#### Task description:
Locate the lines of the listing below that hold "position", then copy each of them.

[Records about charts and figures]
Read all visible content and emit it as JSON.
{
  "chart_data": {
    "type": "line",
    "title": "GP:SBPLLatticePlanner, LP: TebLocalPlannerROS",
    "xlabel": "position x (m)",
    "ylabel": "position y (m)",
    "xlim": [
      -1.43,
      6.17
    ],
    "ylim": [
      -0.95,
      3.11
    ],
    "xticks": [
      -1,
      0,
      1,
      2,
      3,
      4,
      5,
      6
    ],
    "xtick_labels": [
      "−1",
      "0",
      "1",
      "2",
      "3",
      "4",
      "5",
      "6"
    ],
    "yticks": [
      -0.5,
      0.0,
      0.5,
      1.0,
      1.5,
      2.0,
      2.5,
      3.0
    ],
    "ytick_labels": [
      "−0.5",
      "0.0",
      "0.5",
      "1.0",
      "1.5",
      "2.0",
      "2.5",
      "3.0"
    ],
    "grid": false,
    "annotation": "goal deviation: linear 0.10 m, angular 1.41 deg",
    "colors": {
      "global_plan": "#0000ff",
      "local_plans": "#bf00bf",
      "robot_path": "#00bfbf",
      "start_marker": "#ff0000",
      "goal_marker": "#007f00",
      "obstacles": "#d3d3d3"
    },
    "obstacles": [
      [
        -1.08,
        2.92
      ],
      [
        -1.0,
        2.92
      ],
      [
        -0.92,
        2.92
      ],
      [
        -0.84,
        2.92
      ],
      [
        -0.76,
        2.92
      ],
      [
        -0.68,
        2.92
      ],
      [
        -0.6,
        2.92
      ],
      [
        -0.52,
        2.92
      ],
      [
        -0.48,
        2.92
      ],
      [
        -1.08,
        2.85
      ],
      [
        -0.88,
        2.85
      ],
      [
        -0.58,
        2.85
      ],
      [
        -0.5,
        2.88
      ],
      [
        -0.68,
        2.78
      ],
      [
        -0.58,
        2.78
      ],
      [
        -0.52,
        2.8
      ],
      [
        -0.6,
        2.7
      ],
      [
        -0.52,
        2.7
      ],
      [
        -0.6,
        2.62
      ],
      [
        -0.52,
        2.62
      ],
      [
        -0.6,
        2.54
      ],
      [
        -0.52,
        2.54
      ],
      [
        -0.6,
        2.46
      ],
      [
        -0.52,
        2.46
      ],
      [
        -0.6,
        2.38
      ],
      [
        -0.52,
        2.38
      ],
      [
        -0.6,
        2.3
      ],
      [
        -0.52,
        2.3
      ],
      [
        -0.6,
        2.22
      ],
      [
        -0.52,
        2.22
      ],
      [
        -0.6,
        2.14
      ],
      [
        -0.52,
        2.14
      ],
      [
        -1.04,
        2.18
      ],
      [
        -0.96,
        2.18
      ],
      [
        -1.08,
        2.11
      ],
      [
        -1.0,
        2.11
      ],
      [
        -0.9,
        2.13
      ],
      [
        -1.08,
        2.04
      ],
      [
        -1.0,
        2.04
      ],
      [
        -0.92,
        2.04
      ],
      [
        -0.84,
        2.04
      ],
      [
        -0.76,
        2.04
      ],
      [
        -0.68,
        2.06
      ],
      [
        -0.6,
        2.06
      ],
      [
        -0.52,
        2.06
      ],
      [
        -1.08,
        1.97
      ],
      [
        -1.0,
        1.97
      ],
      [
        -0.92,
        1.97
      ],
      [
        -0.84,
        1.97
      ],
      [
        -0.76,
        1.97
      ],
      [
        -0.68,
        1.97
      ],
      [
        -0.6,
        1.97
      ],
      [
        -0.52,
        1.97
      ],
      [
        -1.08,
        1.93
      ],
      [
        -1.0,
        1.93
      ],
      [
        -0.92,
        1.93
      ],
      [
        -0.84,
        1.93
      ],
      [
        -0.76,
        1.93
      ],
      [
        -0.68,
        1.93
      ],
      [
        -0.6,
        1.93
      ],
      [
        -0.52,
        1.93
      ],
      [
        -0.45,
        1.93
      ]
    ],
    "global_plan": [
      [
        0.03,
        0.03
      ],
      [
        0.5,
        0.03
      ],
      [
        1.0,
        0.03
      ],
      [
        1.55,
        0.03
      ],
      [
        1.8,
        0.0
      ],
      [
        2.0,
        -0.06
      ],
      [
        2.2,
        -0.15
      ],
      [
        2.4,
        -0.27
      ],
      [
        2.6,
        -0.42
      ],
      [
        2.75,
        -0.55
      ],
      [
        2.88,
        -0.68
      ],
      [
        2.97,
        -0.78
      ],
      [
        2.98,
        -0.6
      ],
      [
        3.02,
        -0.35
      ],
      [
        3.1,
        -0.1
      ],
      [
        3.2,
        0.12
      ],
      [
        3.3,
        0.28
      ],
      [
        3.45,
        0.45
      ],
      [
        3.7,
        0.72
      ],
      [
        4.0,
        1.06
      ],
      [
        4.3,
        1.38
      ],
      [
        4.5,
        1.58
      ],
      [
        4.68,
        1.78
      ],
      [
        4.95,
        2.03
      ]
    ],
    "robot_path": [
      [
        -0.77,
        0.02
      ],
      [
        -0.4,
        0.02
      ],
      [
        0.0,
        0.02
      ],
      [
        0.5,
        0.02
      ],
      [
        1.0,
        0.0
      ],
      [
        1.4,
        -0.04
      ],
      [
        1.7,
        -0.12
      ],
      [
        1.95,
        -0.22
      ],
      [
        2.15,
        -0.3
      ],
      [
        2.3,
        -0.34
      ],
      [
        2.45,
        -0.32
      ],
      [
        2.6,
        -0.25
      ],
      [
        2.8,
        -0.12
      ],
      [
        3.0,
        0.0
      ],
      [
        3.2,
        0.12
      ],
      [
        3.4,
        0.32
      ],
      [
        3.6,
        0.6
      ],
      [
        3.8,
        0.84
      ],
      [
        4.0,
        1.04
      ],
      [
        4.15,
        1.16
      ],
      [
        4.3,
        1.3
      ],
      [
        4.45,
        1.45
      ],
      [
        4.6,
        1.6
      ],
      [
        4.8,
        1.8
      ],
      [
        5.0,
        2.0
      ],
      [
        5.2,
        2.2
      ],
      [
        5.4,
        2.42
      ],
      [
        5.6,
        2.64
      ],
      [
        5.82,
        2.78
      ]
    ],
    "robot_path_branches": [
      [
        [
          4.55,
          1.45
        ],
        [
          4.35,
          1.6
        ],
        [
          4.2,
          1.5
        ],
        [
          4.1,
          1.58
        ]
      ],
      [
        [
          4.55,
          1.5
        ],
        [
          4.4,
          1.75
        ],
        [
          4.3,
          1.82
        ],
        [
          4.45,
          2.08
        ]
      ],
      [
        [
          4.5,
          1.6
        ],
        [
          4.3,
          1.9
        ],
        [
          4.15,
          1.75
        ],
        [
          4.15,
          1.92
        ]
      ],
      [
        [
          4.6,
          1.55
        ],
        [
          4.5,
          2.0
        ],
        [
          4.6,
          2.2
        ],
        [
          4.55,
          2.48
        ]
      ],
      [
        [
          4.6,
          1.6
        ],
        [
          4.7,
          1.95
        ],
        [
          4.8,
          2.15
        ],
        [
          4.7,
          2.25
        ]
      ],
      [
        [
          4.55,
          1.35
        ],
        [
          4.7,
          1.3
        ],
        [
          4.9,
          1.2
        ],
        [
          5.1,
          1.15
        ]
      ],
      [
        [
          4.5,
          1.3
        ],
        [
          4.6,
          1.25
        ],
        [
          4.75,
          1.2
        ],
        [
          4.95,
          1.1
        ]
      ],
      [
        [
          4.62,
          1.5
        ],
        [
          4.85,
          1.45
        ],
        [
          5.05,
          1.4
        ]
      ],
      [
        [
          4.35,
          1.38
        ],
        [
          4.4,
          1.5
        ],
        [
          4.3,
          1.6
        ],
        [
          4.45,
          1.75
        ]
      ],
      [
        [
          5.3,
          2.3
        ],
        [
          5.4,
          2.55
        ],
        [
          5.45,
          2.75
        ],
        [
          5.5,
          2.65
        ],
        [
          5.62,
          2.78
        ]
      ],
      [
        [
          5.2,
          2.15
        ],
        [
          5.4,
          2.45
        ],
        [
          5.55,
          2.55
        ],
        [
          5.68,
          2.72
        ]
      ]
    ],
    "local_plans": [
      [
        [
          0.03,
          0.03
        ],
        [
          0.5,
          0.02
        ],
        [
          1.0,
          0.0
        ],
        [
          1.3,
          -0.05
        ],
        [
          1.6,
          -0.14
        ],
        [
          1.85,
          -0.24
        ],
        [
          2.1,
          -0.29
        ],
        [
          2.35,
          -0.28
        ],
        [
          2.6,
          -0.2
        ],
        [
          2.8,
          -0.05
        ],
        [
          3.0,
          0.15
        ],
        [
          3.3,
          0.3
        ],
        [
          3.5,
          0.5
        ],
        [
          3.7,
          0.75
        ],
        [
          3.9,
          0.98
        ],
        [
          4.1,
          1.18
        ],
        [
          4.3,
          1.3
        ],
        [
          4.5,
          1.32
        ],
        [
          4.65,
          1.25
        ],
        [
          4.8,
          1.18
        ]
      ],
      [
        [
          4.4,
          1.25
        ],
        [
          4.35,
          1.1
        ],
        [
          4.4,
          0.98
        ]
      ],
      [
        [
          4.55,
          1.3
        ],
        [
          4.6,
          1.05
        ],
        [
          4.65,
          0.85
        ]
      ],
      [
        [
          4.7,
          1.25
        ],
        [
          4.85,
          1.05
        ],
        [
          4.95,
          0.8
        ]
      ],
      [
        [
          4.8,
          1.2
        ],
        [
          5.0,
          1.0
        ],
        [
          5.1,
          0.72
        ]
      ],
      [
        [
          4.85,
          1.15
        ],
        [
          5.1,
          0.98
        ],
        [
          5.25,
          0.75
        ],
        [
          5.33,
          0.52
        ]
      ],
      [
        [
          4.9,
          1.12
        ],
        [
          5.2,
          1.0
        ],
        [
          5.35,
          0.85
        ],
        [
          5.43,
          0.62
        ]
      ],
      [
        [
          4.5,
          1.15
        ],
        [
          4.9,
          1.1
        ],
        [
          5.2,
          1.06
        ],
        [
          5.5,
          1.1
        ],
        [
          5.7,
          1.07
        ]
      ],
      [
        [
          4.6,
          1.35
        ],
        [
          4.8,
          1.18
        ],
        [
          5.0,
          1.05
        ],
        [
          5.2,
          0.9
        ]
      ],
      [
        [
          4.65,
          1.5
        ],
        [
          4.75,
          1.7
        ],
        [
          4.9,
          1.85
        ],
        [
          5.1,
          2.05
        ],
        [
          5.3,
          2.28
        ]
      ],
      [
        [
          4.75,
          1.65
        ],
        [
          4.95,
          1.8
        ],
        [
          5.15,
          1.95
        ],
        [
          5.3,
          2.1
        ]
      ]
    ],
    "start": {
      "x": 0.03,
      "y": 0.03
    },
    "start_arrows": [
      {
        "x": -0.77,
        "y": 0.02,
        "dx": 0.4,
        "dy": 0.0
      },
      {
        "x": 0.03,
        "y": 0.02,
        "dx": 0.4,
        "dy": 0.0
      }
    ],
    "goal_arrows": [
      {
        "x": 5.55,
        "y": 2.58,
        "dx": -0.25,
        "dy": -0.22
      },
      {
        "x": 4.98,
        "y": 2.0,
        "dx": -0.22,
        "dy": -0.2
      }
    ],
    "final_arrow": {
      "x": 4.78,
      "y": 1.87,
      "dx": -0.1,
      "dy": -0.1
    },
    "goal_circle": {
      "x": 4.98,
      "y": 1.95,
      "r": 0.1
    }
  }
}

#### Solved problem:
    "xlabel": "position x (m)",
    "ylabel": "position y (m)",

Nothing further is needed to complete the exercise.